▸ Set task:
Scan the lines below; pull out those with "suppression".

▸ Collected data entries:
****************
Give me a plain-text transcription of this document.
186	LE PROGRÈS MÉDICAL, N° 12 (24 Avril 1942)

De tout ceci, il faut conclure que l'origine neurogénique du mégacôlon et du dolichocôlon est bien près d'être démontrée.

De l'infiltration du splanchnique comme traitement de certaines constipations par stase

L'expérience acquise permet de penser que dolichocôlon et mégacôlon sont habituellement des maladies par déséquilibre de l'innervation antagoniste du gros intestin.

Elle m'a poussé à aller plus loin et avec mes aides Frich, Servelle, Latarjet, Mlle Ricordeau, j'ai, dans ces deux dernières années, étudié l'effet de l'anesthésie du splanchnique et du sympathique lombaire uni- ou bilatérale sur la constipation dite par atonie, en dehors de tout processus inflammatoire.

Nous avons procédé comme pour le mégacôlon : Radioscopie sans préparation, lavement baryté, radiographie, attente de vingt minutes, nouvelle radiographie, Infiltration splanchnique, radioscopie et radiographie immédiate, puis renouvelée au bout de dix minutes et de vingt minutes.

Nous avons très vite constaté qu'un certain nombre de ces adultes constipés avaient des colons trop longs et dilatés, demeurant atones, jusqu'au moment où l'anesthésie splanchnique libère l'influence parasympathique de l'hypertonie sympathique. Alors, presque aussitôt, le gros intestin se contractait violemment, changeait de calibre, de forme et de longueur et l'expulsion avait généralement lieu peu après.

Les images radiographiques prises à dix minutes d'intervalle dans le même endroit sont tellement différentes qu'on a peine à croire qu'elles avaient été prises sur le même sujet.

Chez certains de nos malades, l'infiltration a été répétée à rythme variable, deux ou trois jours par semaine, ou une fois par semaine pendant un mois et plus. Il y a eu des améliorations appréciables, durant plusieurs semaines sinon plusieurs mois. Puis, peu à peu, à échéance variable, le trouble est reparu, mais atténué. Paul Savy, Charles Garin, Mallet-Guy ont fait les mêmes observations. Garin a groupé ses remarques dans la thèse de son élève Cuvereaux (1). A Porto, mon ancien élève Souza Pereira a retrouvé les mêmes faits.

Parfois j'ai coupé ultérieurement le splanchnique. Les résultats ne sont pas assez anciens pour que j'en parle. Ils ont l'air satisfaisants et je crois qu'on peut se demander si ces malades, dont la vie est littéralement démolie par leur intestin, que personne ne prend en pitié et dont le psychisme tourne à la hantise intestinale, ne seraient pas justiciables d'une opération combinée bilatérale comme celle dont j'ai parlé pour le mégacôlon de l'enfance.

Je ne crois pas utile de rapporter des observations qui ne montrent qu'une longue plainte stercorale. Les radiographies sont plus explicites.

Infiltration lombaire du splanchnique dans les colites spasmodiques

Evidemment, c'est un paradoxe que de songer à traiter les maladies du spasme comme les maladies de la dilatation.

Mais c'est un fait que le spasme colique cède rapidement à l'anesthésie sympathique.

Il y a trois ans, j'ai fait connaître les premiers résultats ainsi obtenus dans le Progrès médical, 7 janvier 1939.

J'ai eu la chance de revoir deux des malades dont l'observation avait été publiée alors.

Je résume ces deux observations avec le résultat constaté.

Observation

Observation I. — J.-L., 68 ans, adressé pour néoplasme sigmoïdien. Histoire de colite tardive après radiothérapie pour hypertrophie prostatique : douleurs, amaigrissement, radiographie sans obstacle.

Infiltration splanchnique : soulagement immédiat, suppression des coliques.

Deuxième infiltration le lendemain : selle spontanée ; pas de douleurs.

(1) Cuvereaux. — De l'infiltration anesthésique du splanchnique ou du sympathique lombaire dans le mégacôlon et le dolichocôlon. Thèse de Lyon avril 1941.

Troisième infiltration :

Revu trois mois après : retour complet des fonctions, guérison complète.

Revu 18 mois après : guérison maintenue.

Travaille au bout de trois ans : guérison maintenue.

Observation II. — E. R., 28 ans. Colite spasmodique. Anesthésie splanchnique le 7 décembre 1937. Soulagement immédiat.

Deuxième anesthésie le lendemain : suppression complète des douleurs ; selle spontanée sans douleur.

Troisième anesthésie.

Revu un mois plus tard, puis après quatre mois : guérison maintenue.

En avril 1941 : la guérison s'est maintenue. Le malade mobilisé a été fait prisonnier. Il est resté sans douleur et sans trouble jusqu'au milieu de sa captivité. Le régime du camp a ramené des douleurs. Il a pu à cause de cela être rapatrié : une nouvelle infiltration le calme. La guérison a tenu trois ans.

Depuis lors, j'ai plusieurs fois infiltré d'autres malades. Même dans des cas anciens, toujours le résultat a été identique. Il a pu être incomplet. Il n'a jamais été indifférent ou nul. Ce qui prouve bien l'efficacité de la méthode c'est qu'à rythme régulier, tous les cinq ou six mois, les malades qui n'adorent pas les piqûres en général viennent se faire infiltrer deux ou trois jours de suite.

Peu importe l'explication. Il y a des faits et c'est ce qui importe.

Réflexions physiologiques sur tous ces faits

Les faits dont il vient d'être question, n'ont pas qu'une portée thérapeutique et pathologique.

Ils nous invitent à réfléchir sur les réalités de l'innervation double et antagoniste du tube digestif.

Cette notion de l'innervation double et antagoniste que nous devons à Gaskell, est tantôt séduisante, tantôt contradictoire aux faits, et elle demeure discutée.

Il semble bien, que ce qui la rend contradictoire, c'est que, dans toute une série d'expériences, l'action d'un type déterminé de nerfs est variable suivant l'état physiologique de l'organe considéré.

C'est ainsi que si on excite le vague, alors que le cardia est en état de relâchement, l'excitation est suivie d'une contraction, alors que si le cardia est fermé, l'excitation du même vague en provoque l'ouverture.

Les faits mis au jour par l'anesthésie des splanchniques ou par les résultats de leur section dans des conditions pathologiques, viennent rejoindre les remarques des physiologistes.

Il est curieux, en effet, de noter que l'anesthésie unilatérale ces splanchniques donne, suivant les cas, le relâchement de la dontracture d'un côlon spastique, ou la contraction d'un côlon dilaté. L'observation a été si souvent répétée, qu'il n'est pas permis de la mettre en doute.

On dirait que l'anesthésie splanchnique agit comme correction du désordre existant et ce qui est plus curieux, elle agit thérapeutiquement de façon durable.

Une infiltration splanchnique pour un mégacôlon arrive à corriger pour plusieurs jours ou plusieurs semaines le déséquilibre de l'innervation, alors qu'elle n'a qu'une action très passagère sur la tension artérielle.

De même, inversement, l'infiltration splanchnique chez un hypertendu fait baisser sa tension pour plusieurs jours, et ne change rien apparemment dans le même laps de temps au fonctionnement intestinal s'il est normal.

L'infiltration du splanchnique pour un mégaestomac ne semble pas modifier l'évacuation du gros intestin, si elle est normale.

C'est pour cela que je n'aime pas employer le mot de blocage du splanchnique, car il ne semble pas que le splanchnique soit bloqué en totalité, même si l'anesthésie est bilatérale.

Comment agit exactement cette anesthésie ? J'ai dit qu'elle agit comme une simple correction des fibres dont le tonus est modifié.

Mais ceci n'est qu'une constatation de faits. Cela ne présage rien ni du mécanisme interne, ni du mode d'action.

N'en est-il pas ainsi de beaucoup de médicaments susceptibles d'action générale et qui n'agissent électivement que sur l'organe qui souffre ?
****************
▸ Task solution:
Infiltration splanchnique : soulagement immédiat, suppression des coliques.
Deuxième anesthésie le lendemain : suppression complète des douleurs ; selle spontanée sans douleur.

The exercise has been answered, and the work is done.